→ Data for this task:
** Begin **

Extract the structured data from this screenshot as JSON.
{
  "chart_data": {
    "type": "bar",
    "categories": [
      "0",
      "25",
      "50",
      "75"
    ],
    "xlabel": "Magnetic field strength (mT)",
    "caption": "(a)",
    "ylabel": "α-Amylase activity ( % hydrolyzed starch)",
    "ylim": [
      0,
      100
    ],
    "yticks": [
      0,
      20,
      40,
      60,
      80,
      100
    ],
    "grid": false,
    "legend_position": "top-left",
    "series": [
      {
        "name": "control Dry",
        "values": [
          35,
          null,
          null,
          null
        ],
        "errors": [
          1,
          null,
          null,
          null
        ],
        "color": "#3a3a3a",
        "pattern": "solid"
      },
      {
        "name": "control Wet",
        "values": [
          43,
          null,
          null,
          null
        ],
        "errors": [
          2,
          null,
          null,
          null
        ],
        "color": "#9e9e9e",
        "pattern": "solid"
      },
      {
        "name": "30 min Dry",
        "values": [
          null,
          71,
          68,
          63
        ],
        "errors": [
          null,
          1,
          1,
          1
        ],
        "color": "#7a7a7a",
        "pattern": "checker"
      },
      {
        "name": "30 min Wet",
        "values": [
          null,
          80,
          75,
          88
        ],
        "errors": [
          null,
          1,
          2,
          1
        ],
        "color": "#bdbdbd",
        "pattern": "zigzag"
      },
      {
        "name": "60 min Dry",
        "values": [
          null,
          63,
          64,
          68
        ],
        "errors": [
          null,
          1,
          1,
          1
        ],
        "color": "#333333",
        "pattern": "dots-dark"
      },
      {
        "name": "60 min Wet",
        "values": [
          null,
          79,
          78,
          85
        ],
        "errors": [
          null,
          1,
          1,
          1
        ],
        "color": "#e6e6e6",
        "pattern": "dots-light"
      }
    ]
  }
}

** End **
** Begin **

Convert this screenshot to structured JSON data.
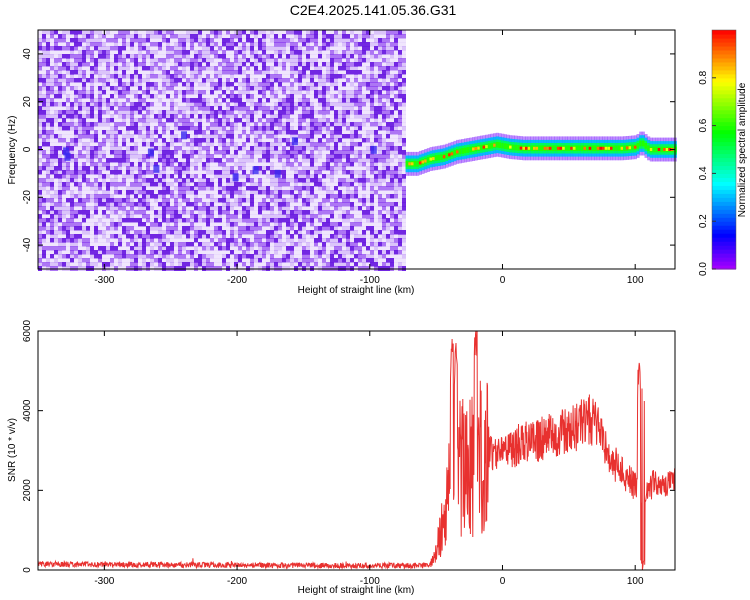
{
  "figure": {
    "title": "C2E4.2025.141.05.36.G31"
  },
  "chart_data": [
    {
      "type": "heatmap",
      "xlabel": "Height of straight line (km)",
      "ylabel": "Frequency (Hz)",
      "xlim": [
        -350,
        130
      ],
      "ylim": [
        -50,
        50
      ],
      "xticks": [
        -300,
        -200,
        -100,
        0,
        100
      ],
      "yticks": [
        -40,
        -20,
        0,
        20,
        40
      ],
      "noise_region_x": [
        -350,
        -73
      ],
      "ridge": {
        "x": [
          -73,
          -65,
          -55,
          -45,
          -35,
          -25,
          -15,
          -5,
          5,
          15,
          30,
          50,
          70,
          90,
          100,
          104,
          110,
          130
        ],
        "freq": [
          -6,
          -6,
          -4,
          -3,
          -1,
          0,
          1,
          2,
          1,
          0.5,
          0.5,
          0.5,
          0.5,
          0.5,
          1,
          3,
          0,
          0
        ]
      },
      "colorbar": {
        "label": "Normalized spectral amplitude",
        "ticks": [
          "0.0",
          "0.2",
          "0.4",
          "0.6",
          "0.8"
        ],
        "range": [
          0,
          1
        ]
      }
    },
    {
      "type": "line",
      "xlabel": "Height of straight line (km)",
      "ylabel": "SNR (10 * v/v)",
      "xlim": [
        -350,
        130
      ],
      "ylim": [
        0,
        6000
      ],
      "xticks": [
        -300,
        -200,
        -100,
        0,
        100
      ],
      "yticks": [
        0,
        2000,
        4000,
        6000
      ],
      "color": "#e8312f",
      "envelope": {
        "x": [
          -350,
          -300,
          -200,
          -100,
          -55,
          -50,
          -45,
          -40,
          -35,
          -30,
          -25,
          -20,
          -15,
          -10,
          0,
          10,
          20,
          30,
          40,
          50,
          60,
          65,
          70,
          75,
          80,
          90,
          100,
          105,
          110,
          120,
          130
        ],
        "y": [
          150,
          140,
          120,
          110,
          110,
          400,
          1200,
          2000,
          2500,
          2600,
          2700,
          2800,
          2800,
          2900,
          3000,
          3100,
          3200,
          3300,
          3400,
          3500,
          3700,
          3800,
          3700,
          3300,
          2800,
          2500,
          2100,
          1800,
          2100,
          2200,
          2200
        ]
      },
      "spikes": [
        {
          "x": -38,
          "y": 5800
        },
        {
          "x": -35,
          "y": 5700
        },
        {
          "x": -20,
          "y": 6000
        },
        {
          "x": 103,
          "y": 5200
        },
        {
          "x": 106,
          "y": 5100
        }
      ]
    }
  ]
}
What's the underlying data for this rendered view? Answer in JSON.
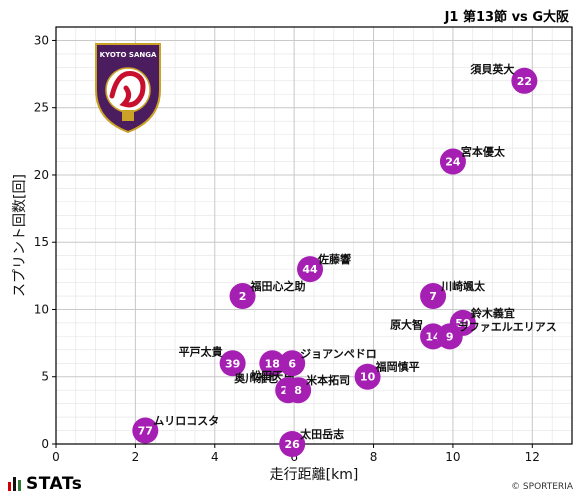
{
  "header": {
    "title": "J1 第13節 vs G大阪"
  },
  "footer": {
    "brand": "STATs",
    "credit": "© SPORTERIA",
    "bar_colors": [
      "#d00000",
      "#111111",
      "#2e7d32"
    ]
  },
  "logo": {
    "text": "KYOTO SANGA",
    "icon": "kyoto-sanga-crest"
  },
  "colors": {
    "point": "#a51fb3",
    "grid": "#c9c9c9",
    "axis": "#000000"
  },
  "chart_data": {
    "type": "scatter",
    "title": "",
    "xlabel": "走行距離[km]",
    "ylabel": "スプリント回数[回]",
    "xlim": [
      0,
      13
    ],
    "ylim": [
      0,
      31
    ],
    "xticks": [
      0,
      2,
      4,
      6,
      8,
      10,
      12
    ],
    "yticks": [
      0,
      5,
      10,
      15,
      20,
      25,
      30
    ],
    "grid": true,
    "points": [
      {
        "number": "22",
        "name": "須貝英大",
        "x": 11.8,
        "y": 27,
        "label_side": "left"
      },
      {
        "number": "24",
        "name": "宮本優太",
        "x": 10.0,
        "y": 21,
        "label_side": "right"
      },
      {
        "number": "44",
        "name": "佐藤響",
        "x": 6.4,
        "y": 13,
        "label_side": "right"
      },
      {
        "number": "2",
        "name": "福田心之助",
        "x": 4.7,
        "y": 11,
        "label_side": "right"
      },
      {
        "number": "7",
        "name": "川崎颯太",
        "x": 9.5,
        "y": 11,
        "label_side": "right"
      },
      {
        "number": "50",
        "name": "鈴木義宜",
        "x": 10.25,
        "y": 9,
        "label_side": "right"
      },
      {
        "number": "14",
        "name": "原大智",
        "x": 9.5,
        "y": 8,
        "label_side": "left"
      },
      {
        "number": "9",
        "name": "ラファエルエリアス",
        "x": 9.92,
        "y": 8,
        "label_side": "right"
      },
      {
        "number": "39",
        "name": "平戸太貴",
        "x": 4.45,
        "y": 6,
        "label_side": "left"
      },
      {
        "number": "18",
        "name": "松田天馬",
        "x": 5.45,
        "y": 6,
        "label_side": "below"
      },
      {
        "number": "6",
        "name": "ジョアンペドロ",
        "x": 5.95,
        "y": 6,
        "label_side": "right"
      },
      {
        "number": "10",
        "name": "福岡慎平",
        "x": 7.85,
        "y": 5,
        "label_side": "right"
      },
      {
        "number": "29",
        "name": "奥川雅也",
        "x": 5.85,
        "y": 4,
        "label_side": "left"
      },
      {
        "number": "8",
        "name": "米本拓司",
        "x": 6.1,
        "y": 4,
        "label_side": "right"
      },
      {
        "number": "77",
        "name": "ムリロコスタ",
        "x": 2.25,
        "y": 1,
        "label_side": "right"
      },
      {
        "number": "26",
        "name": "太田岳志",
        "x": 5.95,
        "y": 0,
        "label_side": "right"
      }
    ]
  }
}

** End **

→ Prompt:
From the entries above, copy each line holding "structured".

→ Output below:
Extract the structured data from this screenshot as JSON.
Convert this screenshot to structured JSON data.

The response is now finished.